> TASK STATEMENT:
Search the data for the word "phytoplankton". Reproduce every line where it is found.

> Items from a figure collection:
======

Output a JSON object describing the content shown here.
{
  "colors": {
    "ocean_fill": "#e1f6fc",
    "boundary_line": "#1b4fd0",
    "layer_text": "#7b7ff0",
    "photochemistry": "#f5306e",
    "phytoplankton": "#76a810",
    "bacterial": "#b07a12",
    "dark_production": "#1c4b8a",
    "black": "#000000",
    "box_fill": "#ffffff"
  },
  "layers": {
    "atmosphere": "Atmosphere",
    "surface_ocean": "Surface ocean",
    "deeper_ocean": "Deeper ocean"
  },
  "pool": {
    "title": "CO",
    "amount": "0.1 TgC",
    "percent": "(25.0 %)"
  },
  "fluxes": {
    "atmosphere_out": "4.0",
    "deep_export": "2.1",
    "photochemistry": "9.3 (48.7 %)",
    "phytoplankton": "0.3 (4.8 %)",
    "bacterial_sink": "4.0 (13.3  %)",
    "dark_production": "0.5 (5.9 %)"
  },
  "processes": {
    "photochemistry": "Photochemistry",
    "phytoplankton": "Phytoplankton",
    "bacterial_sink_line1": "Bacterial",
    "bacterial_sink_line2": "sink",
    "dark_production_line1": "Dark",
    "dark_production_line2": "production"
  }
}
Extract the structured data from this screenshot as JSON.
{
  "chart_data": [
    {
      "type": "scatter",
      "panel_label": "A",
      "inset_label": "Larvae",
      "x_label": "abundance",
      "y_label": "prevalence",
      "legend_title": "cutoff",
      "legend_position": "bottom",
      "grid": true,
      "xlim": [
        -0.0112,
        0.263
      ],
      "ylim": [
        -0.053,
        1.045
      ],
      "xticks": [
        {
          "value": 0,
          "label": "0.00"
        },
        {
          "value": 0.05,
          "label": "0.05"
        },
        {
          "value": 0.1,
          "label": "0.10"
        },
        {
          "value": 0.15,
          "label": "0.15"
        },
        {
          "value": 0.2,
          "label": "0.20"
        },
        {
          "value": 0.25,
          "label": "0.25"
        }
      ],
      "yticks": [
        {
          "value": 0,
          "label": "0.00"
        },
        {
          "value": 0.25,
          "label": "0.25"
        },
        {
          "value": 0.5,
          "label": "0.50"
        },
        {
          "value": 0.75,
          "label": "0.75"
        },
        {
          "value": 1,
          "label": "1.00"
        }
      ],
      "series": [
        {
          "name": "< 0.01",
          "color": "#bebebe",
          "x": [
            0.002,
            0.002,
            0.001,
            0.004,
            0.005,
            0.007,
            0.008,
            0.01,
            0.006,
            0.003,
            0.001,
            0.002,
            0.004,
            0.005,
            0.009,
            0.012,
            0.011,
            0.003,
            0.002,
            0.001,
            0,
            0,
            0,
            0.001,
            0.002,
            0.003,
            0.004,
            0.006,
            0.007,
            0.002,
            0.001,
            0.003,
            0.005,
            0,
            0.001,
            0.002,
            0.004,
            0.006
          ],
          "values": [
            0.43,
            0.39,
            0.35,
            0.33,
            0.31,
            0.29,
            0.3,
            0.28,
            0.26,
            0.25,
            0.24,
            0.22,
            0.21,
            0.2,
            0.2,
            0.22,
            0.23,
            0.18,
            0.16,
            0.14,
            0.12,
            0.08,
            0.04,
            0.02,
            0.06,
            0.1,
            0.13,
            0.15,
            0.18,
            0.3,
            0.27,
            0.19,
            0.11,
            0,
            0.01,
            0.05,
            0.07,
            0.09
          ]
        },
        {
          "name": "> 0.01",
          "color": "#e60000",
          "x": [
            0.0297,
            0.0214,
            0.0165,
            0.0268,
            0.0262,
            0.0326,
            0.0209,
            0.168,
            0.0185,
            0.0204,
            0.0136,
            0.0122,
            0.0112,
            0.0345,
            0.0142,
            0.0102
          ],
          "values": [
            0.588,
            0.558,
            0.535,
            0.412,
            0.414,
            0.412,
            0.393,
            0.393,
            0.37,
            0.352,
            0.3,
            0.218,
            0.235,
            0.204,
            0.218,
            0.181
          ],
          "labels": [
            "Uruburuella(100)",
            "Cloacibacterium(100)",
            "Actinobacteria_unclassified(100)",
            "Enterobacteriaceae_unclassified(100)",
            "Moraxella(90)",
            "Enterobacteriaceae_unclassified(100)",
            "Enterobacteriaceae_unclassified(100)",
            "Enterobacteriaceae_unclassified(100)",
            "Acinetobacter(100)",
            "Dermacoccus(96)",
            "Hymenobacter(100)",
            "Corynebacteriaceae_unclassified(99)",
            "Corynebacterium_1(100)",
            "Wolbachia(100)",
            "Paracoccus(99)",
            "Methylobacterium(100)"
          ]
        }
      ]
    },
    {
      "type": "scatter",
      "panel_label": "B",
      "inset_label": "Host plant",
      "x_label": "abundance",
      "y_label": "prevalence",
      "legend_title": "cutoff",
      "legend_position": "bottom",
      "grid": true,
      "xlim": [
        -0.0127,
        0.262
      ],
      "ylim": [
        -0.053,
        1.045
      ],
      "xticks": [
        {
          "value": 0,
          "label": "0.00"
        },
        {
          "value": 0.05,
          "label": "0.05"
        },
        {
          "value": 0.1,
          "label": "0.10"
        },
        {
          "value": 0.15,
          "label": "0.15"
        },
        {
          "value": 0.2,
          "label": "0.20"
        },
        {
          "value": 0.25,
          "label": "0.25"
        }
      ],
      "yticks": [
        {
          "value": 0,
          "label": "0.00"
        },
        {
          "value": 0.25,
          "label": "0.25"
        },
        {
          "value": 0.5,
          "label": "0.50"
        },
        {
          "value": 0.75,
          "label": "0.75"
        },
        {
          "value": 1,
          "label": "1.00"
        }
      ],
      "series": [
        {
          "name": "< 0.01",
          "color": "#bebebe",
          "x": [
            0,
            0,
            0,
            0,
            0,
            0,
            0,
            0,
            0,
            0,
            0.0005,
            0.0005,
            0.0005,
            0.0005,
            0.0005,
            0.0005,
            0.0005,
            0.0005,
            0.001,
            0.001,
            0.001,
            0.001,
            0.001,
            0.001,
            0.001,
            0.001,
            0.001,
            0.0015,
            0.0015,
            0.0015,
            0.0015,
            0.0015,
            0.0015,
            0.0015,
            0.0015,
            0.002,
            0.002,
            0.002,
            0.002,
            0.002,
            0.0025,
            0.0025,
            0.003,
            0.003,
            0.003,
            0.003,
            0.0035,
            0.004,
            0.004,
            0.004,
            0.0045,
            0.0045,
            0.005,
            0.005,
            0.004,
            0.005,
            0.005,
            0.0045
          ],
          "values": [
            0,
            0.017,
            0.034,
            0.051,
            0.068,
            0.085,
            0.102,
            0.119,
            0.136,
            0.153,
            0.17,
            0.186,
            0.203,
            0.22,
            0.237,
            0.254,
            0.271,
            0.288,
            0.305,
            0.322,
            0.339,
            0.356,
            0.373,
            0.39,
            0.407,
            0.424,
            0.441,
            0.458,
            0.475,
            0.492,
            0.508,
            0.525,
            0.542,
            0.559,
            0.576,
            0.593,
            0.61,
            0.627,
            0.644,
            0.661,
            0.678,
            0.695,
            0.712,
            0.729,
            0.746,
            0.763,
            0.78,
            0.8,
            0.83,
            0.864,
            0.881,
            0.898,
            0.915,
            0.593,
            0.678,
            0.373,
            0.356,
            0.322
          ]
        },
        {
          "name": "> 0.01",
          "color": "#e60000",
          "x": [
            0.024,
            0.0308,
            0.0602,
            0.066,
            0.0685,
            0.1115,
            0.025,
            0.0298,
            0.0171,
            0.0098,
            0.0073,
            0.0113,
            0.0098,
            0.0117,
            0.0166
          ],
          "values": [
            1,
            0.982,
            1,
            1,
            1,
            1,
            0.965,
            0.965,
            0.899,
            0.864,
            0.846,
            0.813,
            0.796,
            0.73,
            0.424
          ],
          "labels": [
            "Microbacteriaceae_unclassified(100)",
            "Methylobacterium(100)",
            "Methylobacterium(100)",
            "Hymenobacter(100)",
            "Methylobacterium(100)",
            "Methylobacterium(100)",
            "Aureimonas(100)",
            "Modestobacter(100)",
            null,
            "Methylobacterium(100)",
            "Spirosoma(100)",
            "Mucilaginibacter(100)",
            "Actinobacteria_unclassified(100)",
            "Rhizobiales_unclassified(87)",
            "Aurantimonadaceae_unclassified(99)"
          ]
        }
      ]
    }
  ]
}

======

> OUTPUT BELOW:
    "phytoplankton": "#76a810",
    "phytoplankton": "0.3 (4.8 %)",
    "phytoplankton": "Phytoplankton",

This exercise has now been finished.